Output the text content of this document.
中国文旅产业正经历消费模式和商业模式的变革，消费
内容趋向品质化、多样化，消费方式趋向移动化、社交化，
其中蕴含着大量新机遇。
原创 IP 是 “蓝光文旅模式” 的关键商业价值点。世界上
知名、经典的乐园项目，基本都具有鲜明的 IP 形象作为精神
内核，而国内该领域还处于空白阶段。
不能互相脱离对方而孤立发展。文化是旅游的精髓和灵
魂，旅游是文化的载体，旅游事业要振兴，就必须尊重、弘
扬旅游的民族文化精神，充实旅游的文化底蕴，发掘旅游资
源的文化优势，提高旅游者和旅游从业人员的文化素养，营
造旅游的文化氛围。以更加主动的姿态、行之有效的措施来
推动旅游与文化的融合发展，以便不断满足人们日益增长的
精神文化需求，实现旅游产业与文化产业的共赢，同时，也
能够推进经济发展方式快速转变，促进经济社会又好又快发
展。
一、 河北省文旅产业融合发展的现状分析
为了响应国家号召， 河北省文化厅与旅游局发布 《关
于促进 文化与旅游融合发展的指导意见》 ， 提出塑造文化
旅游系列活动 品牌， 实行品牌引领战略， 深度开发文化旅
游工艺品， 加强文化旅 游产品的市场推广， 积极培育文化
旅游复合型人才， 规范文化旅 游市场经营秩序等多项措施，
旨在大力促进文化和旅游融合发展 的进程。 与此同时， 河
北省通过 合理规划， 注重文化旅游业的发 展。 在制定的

> **PROBLEM STATEMENT**
Please output the entire listing exactly as it stands.

> **EXPECTED ANSWER**
Output the text content of this document.
中国文旅产业正经历消费模式和商业模式的变革，消费
内容趋向品质化、多样化，消费方式趋向移动化、社交化，
其中蕴含着大量新机遇。
原创 IP 是 “蓝光文旅模式” 的关键商业价值点。世界上
知名、经典的乐园项目，基本都具有鲜明的 IP 形象作为精神
内核，而国内该领域还处于空白阶段。
不能互相脱离对方而孤立发展。文化是旅游的精髓和灵
魂，旅游是文化的载体，旅游事业要振兴，就必须尊重、弘
扬旅游的民族文化精神，充实旅游的文化底蕴，发掘旅游资
源的文化优势，提高旅游者和旅游从业人员的文化素养，营
造旅游的文化氛围。以更加主动的姿态、行之有效的措施来
推动旅游与文化的融合发展，以便不断满足人们日益增长的
精神文化需求，实现旅游产业与文化产业的共赢，同时，也
能够推进经济发展方式快速转变，促进经济社会又好又快发
展。
一、 河北省文旅产业融合发展的现状分析
为了响应国家号召， 河北省文化厅与旅游局发布 《关
于促进 文化与旅游融合发展的指导意见》 ， 提出塑造文化
旅游系列活动 品牌， 实行品牌引领战略， 深度开发文化旅
游工艺品， 加强文化旅 游产品的市场推广， 积极培育文化
旅游复合型人才， 规范文化旅 游市场经营秩序等多项措施，
旨在大力促进文化和旅游融合发展 的进程。 与此同时， 河
北省通过 合理规划， 注重文化旅游业的发 展。 在制定的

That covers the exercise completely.